» **Objective**
Repeat, exactly and completely, the entries shown underneath.

<<<<

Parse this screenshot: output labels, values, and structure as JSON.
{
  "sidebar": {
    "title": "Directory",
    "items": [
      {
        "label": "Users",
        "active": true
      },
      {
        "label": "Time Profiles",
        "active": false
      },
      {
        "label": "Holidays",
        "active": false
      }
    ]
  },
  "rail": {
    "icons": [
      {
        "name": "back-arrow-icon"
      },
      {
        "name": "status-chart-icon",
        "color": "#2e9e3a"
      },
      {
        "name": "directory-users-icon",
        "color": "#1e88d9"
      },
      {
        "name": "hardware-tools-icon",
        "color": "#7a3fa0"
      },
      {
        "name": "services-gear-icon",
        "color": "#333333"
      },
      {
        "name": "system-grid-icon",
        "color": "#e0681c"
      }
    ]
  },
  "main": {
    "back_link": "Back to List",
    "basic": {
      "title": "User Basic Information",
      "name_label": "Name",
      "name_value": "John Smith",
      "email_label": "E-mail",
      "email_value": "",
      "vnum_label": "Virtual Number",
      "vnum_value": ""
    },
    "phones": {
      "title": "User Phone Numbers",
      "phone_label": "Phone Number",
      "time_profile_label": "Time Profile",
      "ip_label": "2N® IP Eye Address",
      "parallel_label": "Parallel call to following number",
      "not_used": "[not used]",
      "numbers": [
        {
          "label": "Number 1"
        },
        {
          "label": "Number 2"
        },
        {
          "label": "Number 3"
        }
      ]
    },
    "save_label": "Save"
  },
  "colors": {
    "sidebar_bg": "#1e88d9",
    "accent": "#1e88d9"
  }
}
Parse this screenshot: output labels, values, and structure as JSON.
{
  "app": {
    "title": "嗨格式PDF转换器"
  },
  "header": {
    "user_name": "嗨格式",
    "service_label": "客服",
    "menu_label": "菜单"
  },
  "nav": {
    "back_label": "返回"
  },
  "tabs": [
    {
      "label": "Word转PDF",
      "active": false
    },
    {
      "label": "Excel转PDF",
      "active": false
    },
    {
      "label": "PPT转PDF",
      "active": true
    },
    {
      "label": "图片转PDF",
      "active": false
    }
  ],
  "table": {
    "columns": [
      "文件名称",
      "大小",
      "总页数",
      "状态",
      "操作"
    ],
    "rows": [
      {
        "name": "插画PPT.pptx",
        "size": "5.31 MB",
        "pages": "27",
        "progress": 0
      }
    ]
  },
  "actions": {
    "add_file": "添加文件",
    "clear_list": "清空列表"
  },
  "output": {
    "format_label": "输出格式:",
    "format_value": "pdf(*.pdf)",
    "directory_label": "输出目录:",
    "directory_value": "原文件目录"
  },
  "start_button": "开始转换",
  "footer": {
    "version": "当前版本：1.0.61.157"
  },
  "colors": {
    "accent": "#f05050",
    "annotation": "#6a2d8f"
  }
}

>>>>

» **Response below**
Parse this screenshot: output labels, values, and structure as JSON.
{
  "sidebar": {
    "title": "Directory",
    "items": [
      {
        "label": "Users",
        "active": true
      },
      {
        "label": "Time Profiles",
        "active": false
      },
      {
        "label": "Holidays",
        "active": false
      }
    ]
  },
  "rail": {
    "icons": [
      {
        "name": "back-arrow-icon"
      },
      {
        "name": "status-chart-icon",
        "color": "#2e9e3a"
      },
      {
        "name": "directory-users-icon",
        "color": "#1e88d9"
      },
      {
        "name": "hardware-tools-icon",
        "color": "#7a3fa0"
      },
      {
        "name": "services-gear-icon",
        "color": "#333333"
      },
      {
        "name": "system-grid-icon",
        "color": "#e0681c"
      }
    ]
  },
  "main": {
    "back_link": "Back to List",
    "basic": {
      "title": "User Basic Information",
      "name_label": "Name",
      "name_value": "John Smith",
      "email_label": "E-mail",
      "email_value": "",
      "vnum_label": "Virtual Number",
      "vnum_value": ""
    },
    "phones": {
      "title": "User Phone Numbers",
      "phone_label": "Phone Number",
      "time_profile_label": "Time Profile",
      "ip_label": "2N® IP Eye Address",
      "parallel_label": "Parallel call to following number",
      "not_used": "[not used]",
      "numbers": [
        {
          "label": "Number 1"
        },
        {
          "label": "Number 2"
        },
        {
          "label": "Number 3"
        }
      ]
    },
    "save_label": "Save"
  },
  "colors": {
    "sidebar_bg": "#1e88d9",
    "accent": "#1e88d9"
  }
}
Parse this screenshot: output labels, values, and structure as JSON.
{
  "app": {
    "title": "嗨格式PDF转换器"
  },
  "header": {
    "user_name": "嗨格式",
    "service_label": "客服",
    "menu_label": "菜单"
  },
  "nav": {
    "back_label": "返回"
  },
  "tabs": [
    {
      "label": "Word转PDF",
      "active": false
    },
    {
      "label": "Excel转PDF",
      "active": false
    },
    {
      "label": "PPT转PDF",
      "active": true
    },
    {
      "label": "图片转PDF",
      "active": false
    }
  ],
  "table": {
    "columns": [
      "文件名称",
      "大小",
      "总页数",
      "状态",
      "操作"
    ],
    "rows": [
      {
        "name": "插画PPT.pptx",
        "size": "5.31 MB",
        "pages": "27",
        "progress": 0
      }
    ]
  },
  "actions": {
    "add_file": "添加文件",
    "clear_list": "清空列表"
  },
  "output": {
    "format_label": "输出格式:",
    "format_value": "pdf(*.pdf)",
    "directory_label": "输出目录:",
    "directory_value": "原文件目录"
  },
  "start_button": "开始转换",
  "footer": {
    "version": "当前版本：1.0.61.157"
  },
  "colors": {
    "accent": "#f05050",
    "annotation": "#6a2d8f"
  }
}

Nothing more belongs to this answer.